Listed records.

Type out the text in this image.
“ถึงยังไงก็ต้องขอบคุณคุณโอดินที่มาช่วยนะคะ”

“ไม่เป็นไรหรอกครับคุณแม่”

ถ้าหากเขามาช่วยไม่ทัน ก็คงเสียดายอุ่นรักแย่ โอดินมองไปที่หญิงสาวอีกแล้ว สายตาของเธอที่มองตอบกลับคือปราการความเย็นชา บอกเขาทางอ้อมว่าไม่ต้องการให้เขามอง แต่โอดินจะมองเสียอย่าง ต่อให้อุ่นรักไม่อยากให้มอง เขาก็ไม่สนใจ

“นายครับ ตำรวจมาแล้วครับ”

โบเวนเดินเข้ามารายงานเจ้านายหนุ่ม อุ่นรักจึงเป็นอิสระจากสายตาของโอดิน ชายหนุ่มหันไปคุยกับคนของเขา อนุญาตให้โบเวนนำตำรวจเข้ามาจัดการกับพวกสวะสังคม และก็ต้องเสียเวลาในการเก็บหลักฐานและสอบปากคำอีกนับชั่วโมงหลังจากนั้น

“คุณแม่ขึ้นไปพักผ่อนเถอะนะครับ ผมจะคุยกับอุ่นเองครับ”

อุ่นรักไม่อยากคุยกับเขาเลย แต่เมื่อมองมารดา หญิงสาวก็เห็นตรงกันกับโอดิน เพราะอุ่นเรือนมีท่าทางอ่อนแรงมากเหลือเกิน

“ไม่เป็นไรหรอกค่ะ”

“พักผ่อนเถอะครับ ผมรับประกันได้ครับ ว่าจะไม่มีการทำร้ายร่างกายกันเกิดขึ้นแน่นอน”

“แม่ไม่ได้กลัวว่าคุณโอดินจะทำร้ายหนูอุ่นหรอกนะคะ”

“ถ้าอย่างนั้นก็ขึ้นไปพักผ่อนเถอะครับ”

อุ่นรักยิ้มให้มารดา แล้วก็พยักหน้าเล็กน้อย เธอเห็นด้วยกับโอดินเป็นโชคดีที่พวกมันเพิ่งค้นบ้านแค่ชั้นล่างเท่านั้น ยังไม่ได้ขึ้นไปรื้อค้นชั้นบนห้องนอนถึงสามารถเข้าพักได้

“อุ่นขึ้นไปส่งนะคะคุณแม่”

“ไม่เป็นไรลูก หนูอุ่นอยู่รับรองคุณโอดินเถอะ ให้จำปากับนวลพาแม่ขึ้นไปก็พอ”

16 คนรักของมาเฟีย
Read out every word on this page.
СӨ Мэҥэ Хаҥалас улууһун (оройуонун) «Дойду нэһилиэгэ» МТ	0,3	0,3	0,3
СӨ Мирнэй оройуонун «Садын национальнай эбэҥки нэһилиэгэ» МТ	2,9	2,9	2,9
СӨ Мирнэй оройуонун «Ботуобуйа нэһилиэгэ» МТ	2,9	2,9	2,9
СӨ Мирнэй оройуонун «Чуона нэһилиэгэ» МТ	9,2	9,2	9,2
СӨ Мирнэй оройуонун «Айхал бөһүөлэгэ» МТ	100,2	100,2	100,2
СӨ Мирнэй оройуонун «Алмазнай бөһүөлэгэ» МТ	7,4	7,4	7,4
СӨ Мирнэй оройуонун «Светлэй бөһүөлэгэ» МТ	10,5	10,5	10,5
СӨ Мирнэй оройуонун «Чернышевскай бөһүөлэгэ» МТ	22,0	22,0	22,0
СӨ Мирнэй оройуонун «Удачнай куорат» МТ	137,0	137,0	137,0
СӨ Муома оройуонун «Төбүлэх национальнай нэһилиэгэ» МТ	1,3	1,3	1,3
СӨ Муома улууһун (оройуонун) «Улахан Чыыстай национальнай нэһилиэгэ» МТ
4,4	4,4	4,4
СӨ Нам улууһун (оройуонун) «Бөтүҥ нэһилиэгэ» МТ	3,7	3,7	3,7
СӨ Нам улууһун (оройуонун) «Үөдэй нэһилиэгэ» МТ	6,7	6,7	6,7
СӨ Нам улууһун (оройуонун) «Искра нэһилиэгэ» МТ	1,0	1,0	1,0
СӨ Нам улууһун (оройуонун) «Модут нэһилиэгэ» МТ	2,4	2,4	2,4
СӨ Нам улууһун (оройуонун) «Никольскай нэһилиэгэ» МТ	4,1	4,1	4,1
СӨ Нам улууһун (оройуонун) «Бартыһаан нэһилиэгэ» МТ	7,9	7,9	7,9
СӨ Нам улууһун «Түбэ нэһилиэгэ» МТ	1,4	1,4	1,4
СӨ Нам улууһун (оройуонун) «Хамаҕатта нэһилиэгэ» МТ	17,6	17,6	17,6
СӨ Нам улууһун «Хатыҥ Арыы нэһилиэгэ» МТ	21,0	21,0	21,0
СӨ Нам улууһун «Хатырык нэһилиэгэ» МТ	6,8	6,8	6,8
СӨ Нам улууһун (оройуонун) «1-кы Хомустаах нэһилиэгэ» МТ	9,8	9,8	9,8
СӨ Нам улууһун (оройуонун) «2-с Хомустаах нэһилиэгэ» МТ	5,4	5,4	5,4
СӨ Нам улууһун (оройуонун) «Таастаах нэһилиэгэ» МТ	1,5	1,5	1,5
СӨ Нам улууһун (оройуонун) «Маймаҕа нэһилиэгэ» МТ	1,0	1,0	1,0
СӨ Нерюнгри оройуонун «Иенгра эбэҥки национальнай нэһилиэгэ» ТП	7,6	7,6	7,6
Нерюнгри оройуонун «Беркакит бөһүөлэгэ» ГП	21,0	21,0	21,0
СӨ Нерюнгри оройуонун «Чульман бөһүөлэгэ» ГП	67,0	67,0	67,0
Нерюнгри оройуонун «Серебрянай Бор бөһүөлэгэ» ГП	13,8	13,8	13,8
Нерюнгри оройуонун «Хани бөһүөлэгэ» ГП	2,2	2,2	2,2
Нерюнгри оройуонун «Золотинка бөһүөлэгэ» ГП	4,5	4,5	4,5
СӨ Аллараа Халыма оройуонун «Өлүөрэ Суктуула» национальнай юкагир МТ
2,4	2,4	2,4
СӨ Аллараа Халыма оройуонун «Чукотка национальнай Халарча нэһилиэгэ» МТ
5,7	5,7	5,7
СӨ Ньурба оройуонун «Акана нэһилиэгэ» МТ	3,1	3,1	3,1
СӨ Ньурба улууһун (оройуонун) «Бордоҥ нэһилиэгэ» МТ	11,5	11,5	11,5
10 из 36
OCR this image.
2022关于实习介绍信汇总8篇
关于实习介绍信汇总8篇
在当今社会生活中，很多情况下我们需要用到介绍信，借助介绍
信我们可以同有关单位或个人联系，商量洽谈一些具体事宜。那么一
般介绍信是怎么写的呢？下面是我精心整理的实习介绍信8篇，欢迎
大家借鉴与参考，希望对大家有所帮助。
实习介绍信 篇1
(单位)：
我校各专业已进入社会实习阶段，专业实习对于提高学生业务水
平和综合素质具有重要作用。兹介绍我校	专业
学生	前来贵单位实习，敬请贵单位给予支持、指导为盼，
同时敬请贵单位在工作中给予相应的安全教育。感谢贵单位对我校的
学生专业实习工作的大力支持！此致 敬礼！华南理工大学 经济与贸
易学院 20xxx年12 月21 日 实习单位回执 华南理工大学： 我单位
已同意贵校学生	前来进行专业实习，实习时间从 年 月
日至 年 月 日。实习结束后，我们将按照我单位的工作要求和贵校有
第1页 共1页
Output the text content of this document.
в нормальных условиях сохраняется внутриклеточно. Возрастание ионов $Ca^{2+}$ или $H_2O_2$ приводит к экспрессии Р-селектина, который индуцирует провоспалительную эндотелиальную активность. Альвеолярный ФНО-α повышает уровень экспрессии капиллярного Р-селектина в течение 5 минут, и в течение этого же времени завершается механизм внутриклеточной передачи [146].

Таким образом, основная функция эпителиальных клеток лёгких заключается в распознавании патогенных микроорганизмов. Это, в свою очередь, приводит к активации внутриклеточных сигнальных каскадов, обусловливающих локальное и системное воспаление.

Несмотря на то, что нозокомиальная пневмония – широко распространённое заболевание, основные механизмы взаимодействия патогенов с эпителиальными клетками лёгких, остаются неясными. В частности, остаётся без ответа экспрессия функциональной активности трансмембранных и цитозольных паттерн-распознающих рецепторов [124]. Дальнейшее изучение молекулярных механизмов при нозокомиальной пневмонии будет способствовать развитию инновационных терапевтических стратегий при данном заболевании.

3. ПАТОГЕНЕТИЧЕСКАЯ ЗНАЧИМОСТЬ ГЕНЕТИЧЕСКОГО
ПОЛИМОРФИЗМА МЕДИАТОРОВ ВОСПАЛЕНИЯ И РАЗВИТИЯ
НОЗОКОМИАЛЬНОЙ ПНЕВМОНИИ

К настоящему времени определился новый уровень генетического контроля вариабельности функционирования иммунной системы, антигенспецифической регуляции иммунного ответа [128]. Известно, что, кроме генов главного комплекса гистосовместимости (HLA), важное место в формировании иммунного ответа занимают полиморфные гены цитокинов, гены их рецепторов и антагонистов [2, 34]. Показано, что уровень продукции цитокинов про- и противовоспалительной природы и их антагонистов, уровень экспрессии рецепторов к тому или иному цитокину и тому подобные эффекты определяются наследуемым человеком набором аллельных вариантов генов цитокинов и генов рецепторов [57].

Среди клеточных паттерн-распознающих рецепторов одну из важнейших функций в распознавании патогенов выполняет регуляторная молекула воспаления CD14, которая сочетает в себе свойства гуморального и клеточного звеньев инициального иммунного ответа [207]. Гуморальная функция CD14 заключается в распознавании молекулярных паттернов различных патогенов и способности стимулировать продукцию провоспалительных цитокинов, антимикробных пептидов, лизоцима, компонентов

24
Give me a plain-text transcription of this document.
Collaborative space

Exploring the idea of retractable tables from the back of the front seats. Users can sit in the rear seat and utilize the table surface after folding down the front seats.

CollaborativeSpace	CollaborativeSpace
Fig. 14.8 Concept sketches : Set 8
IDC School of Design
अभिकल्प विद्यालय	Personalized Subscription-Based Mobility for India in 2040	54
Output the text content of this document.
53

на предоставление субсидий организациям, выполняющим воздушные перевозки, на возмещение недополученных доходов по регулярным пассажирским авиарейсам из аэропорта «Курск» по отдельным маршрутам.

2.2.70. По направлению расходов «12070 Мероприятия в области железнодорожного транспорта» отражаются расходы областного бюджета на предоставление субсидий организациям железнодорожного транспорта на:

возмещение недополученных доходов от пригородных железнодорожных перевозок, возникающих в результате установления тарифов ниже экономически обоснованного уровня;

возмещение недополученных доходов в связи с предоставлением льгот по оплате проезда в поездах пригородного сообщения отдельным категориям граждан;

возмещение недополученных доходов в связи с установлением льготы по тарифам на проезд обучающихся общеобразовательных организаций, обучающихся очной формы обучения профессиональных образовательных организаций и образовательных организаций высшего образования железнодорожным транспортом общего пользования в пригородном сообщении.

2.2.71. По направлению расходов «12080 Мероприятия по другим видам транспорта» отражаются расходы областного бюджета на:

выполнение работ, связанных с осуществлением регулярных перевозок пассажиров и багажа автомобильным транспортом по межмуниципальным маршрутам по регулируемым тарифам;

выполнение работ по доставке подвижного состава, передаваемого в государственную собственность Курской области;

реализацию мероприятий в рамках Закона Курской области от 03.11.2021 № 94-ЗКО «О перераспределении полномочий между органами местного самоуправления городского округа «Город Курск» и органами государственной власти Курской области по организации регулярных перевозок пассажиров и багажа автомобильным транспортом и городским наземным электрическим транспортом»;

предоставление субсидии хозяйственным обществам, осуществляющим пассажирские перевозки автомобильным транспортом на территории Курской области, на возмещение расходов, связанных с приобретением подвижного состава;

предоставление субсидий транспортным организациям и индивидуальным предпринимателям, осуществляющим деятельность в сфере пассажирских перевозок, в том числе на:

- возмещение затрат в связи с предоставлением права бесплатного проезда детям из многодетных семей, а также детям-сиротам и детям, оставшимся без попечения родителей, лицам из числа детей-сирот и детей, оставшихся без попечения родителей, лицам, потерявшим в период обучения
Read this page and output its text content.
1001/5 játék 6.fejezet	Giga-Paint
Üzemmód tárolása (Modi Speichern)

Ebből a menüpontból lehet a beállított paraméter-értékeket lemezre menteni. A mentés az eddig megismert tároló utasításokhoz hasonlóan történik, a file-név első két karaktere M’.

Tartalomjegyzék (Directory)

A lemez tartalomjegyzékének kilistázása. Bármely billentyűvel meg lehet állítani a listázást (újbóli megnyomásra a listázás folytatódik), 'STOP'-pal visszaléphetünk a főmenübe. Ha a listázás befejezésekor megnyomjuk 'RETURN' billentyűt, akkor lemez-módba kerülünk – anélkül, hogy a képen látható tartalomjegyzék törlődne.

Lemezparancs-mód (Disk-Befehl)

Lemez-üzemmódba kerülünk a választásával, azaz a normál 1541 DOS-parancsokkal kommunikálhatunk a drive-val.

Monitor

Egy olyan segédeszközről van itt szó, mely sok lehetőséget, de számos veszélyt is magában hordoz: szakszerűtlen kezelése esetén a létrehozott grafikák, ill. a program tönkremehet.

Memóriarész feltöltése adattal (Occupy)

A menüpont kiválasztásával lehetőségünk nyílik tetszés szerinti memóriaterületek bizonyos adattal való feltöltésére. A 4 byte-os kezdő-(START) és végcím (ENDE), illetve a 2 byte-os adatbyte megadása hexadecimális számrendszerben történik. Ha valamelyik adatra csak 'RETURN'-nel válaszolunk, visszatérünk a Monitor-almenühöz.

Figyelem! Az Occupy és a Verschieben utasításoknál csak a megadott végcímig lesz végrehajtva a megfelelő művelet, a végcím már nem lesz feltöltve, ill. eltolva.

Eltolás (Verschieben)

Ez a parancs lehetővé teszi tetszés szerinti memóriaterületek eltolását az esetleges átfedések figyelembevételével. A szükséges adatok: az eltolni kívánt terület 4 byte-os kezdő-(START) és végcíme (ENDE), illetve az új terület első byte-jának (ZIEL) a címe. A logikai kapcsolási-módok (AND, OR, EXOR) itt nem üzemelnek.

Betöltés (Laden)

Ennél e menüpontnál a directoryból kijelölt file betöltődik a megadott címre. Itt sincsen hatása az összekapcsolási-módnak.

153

Written request. Look through the data above. Find each line with the string "уровень" and copy it.

Correct result.
в нормальных условиях сохраняется внутриклеточно. Возрастание ионов $Ca^{2+}$ или $H_2O_2$ приводит к экспрессии Р-селектина, который индуцирует провоспалительную эндотелиальную активность. Альвеолярный ФНО-α повышает уровень экспрессии капиллярного Р-селектина в течение 5 минут, и в течение этого же времени завершается механизм внутриклеточной передачи [146].
К настоящему времени определился новый уровень генетического контроля вариабельности функционирования иммунной системы, антигенспецифической регуляции иммунного ответа [128]. Известно, что, кроме генов главного комплекса гистосовместимости (HLA), важное место в формировании иммунного ответа занимают полиморфные гены цитокинов, гены их рецепторов и антагонистов [2, 34]. Показано, что уровень продукции цитокинов про- и противовоспалительной природы и их антагонистов, уровень экспрессии рецепторов к тому или иному цитокину и тому подобные эффекты определяются наследуемым человеком набором аллельных вариантов генов цитокинов и генов рецепторов [57].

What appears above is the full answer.